Saved entries:
---
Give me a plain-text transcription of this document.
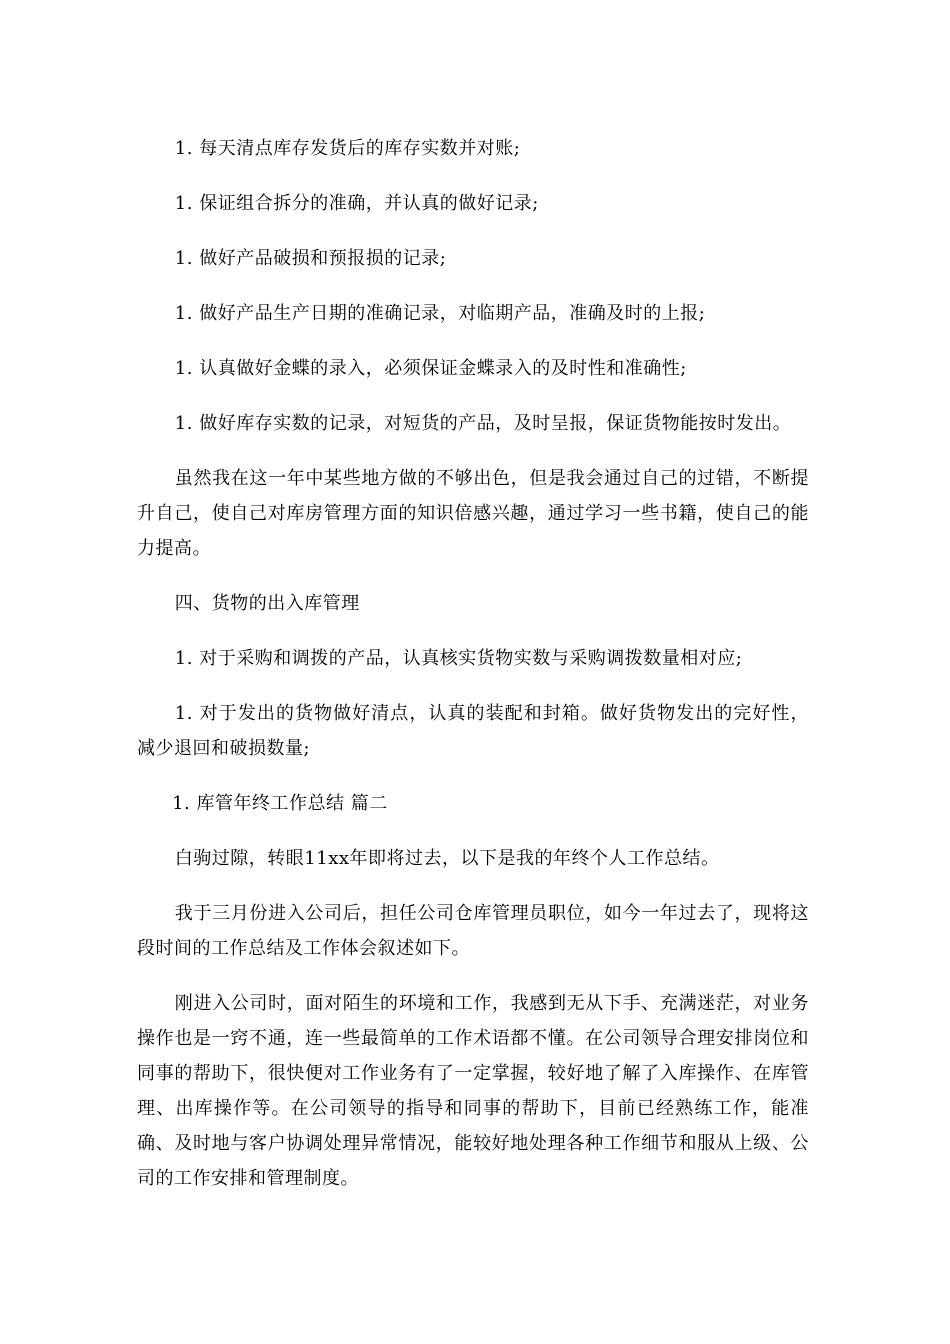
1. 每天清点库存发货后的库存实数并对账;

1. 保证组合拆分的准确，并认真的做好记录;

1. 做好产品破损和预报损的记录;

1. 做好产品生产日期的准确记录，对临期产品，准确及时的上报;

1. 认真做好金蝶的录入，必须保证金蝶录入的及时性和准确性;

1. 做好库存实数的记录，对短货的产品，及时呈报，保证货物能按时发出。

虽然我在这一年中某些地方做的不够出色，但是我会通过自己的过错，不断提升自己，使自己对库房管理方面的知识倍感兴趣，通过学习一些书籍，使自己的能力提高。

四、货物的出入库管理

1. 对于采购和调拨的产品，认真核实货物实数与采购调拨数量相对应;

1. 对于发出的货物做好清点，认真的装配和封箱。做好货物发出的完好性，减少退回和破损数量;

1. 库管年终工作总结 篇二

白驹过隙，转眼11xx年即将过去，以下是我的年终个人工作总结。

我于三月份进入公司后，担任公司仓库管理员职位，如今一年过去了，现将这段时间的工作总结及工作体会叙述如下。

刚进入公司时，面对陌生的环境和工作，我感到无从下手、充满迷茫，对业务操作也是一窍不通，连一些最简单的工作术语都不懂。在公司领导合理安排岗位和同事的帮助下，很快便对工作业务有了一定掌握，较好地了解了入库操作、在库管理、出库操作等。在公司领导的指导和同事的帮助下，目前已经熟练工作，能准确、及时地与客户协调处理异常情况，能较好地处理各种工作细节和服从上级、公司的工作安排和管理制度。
---
§ **What to produce**
Go through the listing above and write it all out exactly, leaving out any picture.

§ **Task solution**
Give me a plain-text transcription of this document.
1. 每天清点库存发货后的库存实数并对账;

1. 保证组合拆分的准确，并认真的做好记录;

1. 做好产品破损和预报损的记录;

1. 做好产品生产日期的准确记录，对临期产品，准确及时的上报;

1. 认真做好金蝶的录入，必须保证金蝶录入的及时性和准确性;

1. 做好库存实数的记录，对短货的产品，及时呈报，保证货物能按时发出。

虽然我在这一年中某些地方做的不够出色，但是我会通过自己的过错，不断提升自己，使自己对库房管理方面的知识倍感兴趣，通过学习一些书籍，使自己的能力提高。

四、货物的出入库管理

1. 对于采购和调拨的产品，认真核实货物实数与采购调拨数量相对应;

1. 对于发出的货物做好清点，认真的装配和封箱。做好货物发出的完好性，减少退回和破损数量;

1. 库管年终工作总结 篇二

白驹过隙，转眼11xx年即将过去，以下是我的年终个人工作总结。

我于三月份进入公司后，担任公司仓库管理员职位，如今一年过去了，现将这段时间的工作总结及工作体会叙述如下。

刚进入公司时，面对陌生的环境和工作，我感到无从下手、充满迷茫，对业务操作也是一窍不通，连一些最简单的工作术语都不懂。在公司领导合理安排岗位和同事的帮助下，很快便对工作业务有了一定掌握，较好地了解了入库操作、在库管理、出库操作等。在公司领导的指导和同事的帮助下，目前已经熟练工作，能准确、及时地与客户协调处理异常情况，能较好地处理各种工作细节和服从上级、公司的工作安排和管理制度。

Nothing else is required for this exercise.